What do we mean when we speak the word church? In everyday speech the word evokes a variety of conceptions and images that are maintained kaleidoscopically, with ever-shifting changes in pattern and hue: buildings, people, congregations, organizations, denominations, communions, and more. The situation is only marginally better when the word is used theologically, necessitating qualifiers and alternates to specify what we mean by our use of the word.

What we mean by the word is important because the church is central in the reception, preservation, and transmission of Christian truth. We are introduced to Christian faith and life in the church, and it is in the church that we learn the truth of the gospel and the truth of Christian discipleship. John Calvin captured all of this in a striking image:

Because it is now our intention to discuss the visible church, let us learn from the simple title “mother” how useful, indeed how necessary, it is that we should know her. For there is no other way to enter into life unless this mother conceive us in her womb, give us birth, nourish us at her breast, and lastly, unless she keep us under her care and guidance ... until we have been pupils all our lives. 1

We do not learn faith and faithfulness in the abstract; we learn in the concrete reality of the church. But what, concretely, is this church?

GIVEN EXERCISE A >> Please collect every line in the entries below that contains the string "segment", matching case exactly.

Box annotation data
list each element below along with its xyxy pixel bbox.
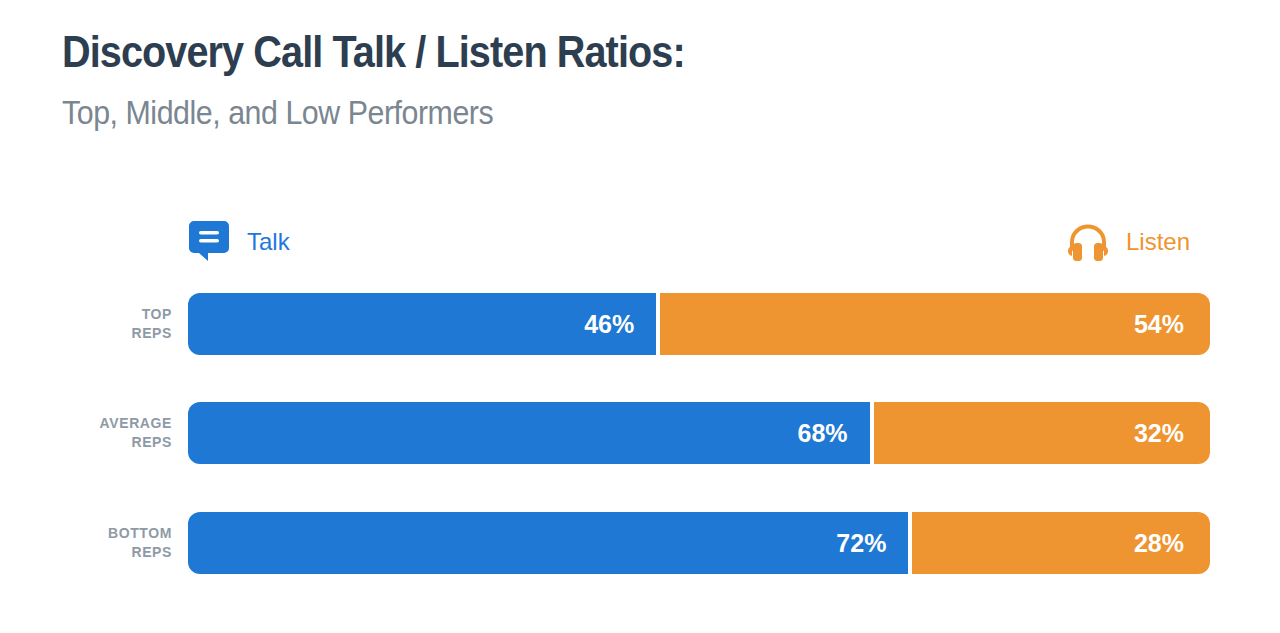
listen-value-label: 32% [1134, 419, 1184, 448]
row-label-line: REPS [0, 543, 172, 562]
page-title: Discovery Call Talk / Listen Ratios: [62, 27, 685, 77]
chart-row: AVERAGE REPS 68% 32% [0, 402, 1280, 464]
talk-value-label: 72% [836, 529, 886, 558]
speech-bubble-icon [188, 220, 230, 264]
row-label: BOTTOM REPS [0, 512, 172, 574]
legend-item-talk: Talk [188, 220, 290, 264]
stacked-bar: 72% 28% [188, 512, 1210, 574]
listen-value-label: 54% [1134, 310, 1184, 339]
row-label-line: REPS [0, 324, 172, 343]
talk-value-label: 68% [798, 419, 848, 448]
row-label-line: TOP [0, 305, 172, 324]
bar-listen-segment: 28% [912, 512, 1210, 574]
bar-talk-segment: 46% [188, 293, 656, 355]
bar-talk-segment: 68% [188, 402, 870, 464]
headphones-icon [1065, 222, 1111, 262]
legend-listen-label: Listen [1126, 228, 1190, 256]
row-label: TOP REPS [0, 293, 172, 355]
listen-value-label: 28% [1134, 529, 1184, 558]
stacked-bar: 46% 54% [188, 293, 1210, 355]
chart-row: BOTTOM REPS 72% 28% [0, 512, 1280, 574]
bar-listen-segment: 54% [660, 293, 1210, 355]
chart-row: TOP REPS 46% 54% [0, 293, 1280, 355]
legend-talk-label: Talk [247, 228, 290, 256]
legend: Talk Listen [188, 218, 1210, 266]
infographic: Discovery Call Talk / Listen Ratios: Top… [0, 0, 1280, 633]
row-label-line: AVERAGE [0, 414, 172, 433]
bar-listen-segment: 32% [874, 402, 1210, 464]
legend-item-listen: Listen [1065, 222, 1210, 262]
bar-talk-segment: 72% [188, 512, 908, 574]
page-subtitle: Top, Middle, and Low Performers [62, 94, 493, 132]
talk-value-label: 46% [584, 310, 634, 339]
row-label-line: REPS [0, 433, 172, 452]
stacked-bar: 68% 32% [188, 402, 1210, 464]
row-label: AVERAGE REPS [0, 402, 172, 464]
row-label-line: BOTTOM [0, 524, 172, 543]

GIVEN EXERCISE B >> Using the passage on the church, list each conception or image that the word evokes in everyday speech.

FINISHED ANSWER A >>
bar-listen-segment: 28% [912, 512, 1210, 574]
bar-talk-segment: 46% [188, 293, 656, 355]
bar-talk-segment: 68% [188, 402, 870, 464]
bar-listen-segment: 54% [660, 293, 1210, 355]
bar-listen-segment: 32% [874, 402, 1210, 464]
bar-talk-segment: 72% [188, 512, 908, 574]

FINISHED ANSWER B >> buildings, people, congregations, organizations, denominations, communions